Problem statement: Review the material line by line. Identify and copy every line that contains the string "drilling".

Data entries:
- - - - -

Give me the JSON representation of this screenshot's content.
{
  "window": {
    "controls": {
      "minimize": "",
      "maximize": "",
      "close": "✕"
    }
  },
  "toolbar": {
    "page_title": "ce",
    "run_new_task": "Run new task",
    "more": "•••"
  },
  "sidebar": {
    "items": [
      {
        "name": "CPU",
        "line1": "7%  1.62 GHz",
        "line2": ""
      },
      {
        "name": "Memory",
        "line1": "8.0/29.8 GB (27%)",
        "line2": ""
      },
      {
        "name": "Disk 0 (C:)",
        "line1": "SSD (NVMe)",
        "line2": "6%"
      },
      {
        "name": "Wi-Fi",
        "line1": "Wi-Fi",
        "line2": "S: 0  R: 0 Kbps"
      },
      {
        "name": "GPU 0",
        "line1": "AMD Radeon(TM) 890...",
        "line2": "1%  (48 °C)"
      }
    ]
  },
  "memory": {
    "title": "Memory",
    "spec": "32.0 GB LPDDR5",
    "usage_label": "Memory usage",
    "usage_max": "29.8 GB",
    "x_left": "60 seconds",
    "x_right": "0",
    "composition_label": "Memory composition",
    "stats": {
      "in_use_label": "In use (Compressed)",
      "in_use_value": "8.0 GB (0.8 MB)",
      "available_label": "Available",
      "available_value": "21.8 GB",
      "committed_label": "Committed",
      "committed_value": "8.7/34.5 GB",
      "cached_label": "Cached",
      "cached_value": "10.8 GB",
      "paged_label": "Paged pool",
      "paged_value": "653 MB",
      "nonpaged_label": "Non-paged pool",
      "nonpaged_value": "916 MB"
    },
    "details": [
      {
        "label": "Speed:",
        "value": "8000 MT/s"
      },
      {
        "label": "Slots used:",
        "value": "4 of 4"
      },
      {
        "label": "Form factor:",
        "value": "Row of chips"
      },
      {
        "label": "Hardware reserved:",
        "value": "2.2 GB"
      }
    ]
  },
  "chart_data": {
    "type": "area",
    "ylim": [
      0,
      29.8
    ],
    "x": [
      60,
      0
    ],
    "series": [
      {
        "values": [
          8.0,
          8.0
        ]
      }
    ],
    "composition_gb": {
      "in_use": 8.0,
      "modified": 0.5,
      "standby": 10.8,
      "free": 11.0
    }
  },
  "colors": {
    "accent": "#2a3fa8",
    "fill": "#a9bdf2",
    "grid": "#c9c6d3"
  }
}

- - - - -

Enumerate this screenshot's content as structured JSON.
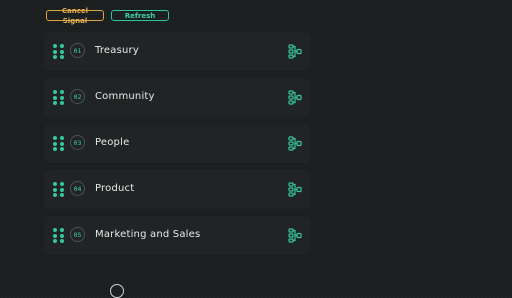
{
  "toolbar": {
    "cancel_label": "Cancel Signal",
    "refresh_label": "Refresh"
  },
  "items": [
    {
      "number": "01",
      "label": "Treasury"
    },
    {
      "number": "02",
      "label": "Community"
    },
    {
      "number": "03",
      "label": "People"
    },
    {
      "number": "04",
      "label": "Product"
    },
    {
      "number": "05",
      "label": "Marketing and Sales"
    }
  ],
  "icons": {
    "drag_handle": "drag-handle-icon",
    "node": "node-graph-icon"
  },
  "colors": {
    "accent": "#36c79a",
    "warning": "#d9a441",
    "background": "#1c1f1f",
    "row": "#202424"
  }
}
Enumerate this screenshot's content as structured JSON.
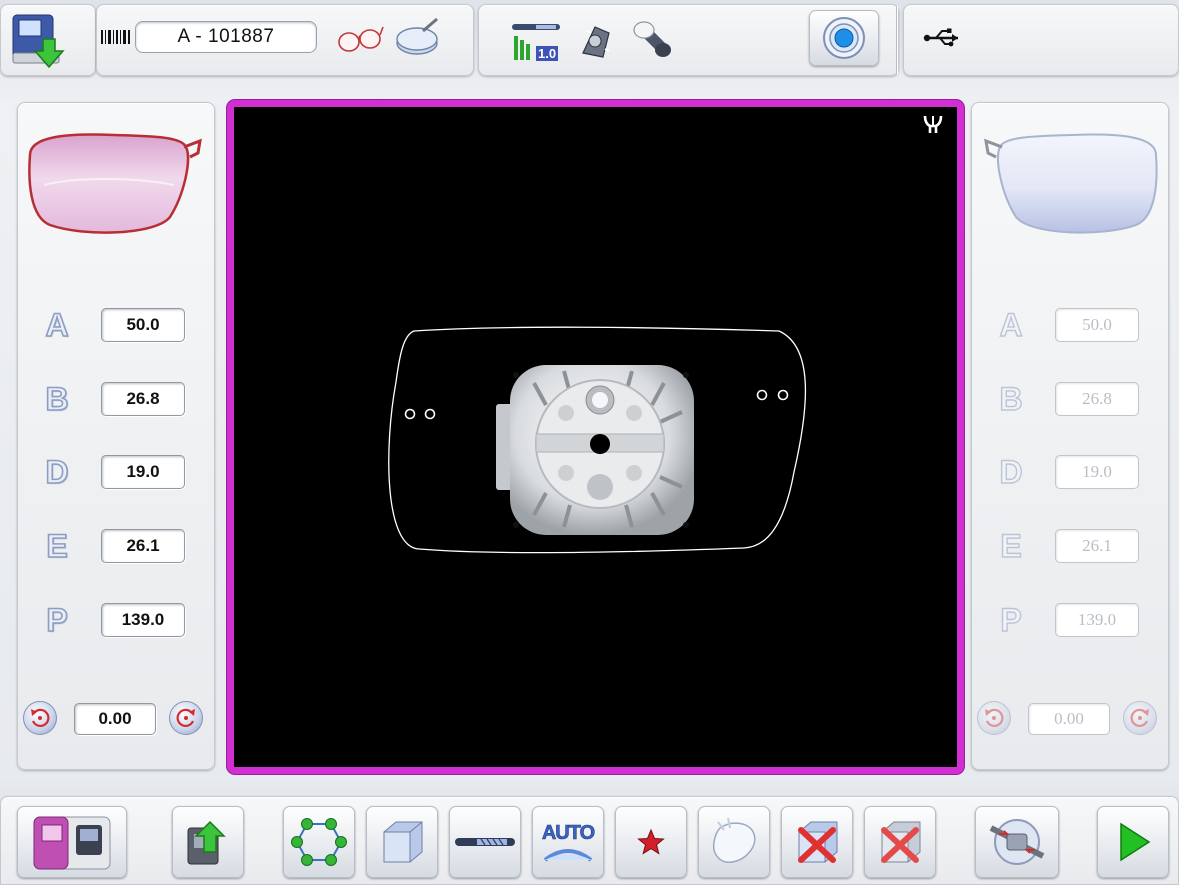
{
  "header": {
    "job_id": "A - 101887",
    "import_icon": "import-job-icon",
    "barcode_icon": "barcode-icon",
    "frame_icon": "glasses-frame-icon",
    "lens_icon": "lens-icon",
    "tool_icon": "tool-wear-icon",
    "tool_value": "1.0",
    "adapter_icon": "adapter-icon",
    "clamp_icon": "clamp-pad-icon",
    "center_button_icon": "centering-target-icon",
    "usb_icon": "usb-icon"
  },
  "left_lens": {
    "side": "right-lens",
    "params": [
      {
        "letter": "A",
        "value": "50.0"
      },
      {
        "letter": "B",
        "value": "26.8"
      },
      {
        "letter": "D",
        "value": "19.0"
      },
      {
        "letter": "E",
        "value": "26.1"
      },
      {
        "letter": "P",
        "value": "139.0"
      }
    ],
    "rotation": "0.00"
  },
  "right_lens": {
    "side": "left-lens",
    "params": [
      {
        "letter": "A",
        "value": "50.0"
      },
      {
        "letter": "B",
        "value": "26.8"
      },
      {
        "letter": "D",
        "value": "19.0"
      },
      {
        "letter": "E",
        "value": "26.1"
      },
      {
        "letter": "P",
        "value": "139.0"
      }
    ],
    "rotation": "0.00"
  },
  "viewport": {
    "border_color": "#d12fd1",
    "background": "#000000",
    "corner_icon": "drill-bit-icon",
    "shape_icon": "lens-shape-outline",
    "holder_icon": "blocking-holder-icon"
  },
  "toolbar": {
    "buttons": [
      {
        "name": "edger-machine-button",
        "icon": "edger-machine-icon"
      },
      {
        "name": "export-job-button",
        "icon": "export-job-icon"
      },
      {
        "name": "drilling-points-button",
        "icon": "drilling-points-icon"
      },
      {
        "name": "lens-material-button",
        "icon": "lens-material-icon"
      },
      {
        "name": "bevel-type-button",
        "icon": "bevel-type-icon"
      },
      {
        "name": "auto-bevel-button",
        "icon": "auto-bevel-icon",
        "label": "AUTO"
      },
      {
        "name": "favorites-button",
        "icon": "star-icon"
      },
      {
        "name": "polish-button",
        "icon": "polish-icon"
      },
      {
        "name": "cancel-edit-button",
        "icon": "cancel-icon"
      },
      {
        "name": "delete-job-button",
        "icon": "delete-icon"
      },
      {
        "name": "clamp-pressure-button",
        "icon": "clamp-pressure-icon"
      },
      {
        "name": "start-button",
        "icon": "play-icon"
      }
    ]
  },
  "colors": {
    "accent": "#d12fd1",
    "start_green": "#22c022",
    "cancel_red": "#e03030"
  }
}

- - - - -

Exercise answer:
        "name": "drilling-points-button",
        "icon": "drilling-points-icon"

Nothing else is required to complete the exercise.